PROBLEM DESCRIPTION → Pull each line containing "Search" out of the data and copy it.

►

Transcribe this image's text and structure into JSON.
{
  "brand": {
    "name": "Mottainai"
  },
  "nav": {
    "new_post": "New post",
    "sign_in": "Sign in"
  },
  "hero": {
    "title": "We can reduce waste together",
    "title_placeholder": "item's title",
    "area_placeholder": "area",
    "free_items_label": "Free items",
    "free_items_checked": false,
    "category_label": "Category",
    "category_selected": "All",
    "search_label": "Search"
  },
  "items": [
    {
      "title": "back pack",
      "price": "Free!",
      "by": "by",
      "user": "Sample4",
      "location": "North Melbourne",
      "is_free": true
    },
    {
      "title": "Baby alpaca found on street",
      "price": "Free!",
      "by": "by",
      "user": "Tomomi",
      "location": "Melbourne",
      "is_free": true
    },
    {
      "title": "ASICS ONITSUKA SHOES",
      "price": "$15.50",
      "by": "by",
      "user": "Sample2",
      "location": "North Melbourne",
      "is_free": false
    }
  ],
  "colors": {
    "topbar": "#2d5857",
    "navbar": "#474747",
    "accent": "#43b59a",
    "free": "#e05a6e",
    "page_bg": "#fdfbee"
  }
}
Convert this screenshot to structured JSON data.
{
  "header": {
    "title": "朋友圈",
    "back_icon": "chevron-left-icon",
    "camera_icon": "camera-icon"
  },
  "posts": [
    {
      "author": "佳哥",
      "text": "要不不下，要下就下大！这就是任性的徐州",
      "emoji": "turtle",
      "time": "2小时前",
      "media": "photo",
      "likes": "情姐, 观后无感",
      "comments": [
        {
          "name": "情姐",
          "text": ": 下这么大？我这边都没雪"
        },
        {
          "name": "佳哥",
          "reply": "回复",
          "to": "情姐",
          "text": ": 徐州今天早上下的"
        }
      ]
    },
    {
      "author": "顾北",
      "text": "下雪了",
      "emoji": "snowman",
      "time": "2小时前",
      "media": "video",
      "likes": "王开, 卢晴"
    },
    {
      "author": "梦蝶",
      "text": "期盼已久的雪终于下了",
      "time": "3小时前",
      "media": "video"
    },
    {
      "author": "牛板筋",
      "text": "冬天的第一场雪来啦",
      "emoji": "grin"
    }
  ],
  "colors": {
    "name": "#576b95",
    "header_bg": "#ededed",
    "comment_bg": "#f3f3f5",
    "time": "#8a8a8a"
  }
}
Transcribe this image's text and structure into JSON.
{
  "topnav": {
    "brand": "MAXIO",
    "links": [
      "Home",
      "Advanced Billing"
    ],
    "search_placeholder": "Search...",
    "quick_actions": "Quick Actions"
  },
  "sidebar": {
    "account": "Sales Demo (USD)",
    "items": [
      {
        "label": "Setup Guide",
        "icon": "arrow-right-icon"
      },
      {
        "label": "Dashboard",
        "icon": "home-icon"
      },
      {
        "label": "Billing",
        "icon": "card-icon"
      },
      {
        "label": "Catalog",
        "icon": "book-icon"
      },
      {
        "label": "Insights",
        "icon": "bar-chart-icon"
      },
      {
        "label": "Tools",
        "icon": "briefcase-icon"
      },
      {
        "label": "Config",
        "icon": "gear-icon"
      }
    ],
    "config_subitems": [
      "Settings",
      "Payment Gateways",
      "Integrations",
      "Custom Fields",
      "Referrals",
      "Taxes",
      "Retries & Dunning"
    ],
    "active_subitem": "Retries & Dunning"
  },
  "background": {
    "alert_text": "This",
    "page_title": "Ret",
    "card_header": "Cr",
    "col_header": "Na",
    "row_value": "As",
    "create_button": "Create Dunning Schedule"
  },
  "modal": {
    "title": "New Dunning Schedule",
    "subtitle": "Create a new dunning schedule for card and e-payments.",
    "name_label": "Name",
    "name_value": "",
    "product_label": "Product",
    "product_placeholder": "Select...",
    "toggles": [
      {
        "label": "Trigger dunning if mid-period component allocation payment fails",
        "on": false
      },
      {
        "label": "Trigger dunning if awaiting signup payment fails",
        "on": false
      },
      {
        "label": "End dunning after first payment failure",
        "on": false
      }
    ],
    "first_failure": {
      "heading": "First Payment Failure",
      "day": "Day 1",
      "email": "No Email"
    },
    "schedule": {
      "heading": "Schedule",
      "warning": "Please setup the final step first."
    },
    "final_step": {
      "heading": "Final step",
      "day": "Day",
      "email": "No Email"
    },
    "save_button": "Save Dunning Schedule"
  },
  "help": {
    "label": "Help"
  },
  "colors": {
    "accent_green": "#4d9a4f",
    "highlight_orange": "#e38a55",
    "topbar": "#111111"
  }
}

◄

OUTPUT FOR THIS TASK →
    "search_label": "Search"
    "search_placeholder": "Search...",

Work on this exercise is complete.